-- Start Entries shown --

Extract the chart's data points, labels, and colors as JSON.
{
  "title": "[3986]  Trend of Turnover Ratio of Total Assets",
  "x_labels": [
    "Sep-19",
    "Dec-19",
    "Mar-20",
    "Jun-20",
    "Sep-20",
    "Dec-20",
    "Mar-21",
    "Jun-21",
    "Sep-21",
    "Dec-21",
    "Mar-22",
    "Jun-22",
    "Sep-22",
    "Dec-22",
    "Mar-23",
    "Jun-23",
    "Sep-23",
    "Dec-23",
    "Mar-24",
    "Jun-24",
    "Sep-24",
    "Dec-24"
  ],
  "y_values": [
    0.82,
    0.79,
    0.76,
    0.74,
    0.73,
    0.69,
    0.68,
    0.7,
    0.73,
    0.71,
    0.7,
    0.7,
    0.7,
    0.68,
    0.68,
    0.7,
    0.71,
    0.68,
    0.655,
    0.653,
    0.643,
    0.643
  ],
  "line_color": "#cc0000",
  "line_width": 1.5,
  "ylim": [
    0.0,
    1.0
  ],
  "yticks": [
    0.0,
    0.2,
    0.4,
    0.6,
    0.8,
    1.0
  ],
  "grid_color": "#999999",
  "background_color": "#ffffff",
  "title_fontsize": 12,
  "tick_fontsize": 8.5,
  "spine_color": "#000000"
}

-- End Entries shown --

Please set down the whole listing above without altering a single line.

Extract the chart's data points, labels, and colors as JSON.
{
  "title": "[3986]  Trend of Turnover Ratio of Total Assets",
  "x_labels": [
    "Sep-19",
    "Dec-19",
    "Mar-20",
    "Jun-20",
    "Sep-20",
    "Dec-20",
    "Mar-21",
    "Jun-21",
    "Sep-21",
    "Dec-21",
    "Mar-22",
    "Jun-22",
    "Sep-22",
    "Dec-22",
    "Mar-23",
    "Jun-23",
    "Sep-23",
    "Dec-23",
    "Mar-24",
    "Jun-24",
    "Sep-24",
    "Dec-24"
  ],
  "y_values": [
    0.82,
    0.79,
    0.76,
    0.74,
    0.73,
    0.69,
    0.68,
    0.7,
    0.73,
    0.71,
    0.7,
    0.7,
    0.7,
    0.68,
    0.68,
    0.7,
    0.71,
    0.68,
    0.655,
    0.653,
    0.643,
    0.643
  ],
  "line_color": "#cc0000",
  "line_width": 1.5,
  "ylim": [
    0.0,
    1.0
  ],
  "yticks": [
    0.0,
    0.2,
    0.4,
    0.6,
    0.8,
    1.0
  ],
  "grid_color": "#999999",
  "background_color": "#ffffff",
  "title_fontsize": 12,
  "tick_fontsize": 8.5,
  "spine_color": "#000000"
}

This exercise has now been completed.